» **WORK INSTRUCTION 1**:
Using the blog text, decide whether each statement agrees with it. Answer yes or no for each, and quote the words from the blog text that settle it.
(a) The writer's choir took its show on tour during the summer.
(b) The choir sang "Home is a Special Kind of Feeling" in its show.
(c) The writer is excited to go back to Utah.
» **WORK INSTRUCTION 2**: According to the blog text, how did the writer's brother share his news?

» **TEXT PASSAGE**:
====

I have been raised to love those around me, even those that are different. And, as far as I know, the only people I'm not a fan of are the ones that I have personality conflicts with, not the people that believe differently. 

What I'm blogging about right now is the crushed feeling that I have because my brother couldn't tell me in person. He had to tag me in a note he made public on Facebook.

Who does that?!


Friday, August 3, 2012

Home?

A few years ago I was able to participate in the Ogden LDS Institute choir show that was titled "Coming Home." We sang dozens of songs about home.
At one point I thought I understood it all. At one point it didn't seem to matter.
Now it does.
Even though we didn't actually sing this particular song, it went through my mind constantly as we took our show on tour during the summer. The song is called "Home is a Special Kind of Feeling." Here are the lyrics:

Home is a special kind of feeling
The feeling of a place where you belong
A feeling that the world is left behind you
Like a shelter from your cares that seems to want you
to be there

Home is that special kind of feeling
The feeling that you've made it all your own
Somewhere which you know is really your place
A place for living, your special place, your home

Home has a welcome kind of feeling
The firelight, and the warmth of hearth and home
A welcome that you know will always cheer you
Like a gentle fond "hello" that seems to touch you with a glow

Home has a quiet kind of feeling
An island when you need to be alone
A haven for the times you spend together
There's nowhere better, no other place like home

The first stanza is the one that I'm really feeling right now.
By this time tomorrow I will be back in Utah. I'm NOT excited. My spontaneous trip to Missouri has been amazing. We had fun, we ate good food and it was overall a great experience. But the part that keeps sticking with me is that it feels like home. I got to drive around town on my own yesterday and it just felt like I belonged. I don't know if my mind was just wanting to feel that way or if it was a true feeling of...inspiration? I feel so at peace here. I feel like I fit in. My family members feel like friends I've had my entire life.
I don't want to leave!
Home IS a feeling. I feel like I belong here. I wish I could stay. :(

Monday, July 16, 2012

Random and Spontaneous Happiness!

====

» **DATA SECTION**:
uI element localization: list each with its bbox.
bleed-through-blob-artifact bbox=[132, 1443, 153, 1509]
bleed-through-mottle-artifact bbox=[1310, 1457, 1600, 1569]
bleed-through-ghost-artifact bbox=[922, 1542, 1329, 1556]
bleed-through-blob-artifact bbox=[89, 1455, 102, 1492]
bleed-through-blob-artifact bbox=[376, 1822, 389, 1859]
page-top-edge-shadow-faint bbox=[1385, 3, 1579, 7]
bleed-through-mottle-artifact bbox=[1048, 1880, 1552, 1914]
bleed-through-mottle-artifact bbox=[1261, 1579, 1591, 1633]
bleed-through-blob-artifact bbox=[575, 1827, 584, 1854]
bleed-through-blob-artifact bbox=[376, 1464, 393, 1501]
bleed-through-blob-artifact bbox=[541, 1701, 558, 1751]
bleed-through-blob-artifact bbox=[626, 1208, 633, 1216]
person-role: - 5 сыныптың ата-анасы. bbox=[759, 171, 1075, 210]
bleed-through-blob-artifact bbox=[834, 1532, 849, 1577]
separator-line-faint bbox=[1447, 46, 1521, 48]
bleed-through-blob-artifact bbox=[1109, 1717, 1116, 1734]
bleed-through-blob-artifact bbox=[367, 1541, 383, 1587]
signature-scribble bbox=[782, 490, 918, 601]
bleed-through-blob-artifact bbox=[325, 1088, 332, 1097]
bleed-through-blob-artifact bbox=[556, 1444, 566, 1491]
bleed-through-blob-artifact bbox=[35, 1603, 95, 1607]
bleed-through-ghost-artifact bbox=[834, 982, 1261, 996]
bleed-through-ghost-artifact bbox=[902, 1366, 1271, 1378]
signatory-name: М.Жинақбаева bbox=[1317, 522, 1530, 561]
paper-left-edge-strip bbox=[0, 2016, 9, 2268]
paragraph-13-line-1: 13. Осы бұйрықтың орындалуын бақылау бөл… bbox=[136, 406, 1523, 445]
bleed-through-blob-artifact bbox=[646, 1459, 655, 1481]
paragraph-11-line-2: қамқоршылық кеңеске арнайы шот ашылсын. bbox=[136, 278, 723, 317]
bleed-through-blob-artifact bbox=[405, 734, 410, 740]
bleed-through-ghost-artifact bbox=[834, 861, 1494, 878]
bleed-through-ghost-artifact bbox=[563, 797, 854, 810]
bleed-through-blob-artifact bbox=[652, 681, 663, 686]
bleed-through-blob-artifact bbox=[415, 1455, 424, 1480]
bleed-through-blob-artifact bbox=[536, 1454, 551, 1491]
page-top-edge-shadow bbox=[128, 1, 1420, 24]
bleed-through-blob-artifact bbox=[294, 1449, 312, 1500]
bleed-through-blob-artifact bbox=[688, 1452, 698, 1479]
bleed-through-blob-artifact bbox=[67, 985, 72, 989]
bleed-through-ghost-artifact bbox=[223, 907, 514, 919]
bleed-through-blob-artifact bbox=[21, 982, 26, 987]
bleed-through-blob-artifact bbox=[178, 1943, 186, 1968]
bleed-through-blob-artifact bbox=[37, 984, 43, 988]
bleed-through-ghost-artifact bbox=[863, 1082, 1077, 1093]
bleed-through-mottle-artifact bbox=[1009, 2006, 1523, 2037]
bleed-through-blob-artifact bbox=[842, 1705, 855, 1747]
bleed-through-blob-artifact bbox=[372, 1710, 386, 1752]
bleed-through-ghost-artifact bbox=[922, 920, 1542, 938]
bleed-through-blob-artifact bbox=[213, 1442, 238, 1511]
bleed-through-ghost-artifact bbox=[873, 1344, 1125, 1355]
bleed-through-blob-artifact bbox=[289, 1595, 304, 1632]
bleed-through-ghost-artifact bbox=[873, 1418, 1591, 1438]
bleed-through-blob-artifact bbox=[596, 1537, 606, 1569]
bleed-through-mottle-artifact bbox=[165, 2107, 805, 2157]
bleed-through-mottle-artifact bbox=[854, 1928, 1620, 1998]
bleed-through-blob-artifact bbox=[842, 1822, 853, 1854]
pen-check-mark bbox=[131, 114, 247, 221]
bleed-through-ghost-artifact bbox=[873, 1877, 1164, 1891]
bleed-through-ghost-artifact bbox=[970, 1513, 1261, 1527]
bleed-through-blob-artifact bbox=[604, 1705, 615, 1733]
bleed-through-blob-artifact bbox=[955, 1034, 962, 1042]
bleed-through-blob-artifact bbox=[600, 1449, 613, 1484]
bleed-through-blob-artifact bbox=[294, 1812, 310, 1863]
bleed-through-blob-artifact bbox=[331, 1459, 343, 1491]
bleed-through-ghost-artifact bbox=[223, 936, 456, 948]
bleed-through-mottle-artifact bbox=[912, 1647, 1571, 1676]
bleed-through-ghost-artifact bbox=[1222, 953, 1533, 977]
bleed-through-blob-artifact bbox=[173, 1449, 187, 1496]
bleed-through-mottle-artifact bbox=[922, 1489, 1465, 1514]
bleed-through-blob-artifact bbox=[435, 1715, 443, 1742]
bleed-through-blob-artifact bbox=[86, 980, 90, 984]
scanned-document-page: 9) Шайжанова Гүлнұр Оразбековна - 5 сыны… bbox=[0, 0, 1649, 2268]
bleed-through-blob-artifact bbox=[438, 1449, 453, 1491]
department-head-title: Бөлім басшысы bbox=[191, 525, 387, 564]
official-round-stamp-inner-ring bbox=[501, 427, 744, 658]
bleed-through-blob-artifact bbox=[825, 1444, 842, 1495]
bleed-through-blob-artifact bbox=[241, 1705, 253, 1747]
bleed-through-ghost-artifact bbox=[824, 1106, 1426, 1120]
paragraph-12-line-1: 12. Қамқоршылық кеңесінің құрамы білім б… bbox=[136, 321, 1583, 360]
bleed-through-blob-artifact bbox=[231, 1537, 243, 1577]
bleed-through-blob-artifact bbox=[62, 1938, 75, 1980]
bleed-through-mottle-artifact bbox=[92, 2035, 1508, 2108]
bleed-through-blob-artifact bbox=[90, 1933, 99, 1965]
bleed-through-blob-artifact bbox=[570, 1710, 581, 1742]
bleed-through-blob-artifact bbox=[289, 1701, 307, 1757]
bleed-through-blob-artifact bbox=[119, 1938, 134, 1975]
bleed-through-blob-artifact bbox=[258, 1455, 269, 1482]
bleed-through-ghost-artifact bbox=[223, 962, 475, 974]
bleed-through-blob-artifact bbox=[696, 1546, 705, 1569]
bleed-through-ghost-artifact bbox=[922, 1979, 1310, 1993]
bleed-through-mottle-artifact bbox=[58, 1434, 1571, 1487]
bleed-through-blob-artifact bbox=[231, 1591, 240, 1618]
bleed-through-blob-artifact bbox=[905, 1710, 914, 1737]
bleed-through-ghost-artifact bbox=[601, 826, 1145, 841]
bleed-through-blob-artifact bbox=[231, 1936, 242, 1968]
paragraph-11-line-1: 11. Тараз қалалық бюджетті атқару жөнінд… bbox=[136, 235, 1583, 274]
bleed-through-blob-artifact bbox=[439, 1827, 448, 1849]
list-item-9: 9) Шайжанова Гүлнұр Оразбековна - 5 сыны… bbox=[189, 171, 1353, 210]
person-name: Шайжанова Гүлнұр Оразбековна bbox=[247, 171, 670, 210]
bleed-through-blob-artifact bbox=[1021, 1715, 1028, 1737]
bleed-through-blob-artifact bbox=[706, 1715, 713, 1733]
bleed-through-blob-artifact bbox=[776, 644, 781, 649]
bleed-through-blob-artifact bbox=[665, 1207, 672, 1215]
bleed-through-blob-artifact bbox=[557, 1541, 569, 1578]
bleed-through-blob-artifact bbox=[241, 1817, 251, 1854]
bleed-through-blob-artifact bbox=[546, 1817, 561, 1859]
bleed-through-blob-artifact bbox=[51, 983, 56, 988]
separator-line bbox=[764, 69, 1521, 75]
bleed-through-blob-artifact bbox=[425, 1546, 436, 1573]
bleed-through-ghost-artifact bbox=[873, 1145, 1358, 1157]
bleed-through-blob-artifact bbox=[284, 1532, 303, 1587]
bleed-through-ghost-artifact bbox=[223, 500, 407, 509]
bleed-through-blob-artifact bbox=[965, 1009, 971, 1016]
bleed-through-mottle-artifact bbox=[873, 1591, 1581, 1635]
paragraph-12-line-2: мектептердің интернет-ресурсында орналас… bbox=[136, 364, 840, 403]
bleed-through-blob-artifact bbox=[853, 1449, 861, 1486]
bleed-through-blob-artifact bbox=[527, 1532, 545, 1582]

====

» **RESULT 1**:
(a) Yes: "as we took our show on tour during the summer"
(b) No: "Even though we didn't actually sing this particular song"
(c) No: "I'm NOT excited."

» **RESULT 2**: He tagged the writer in a note he made public on Facebook.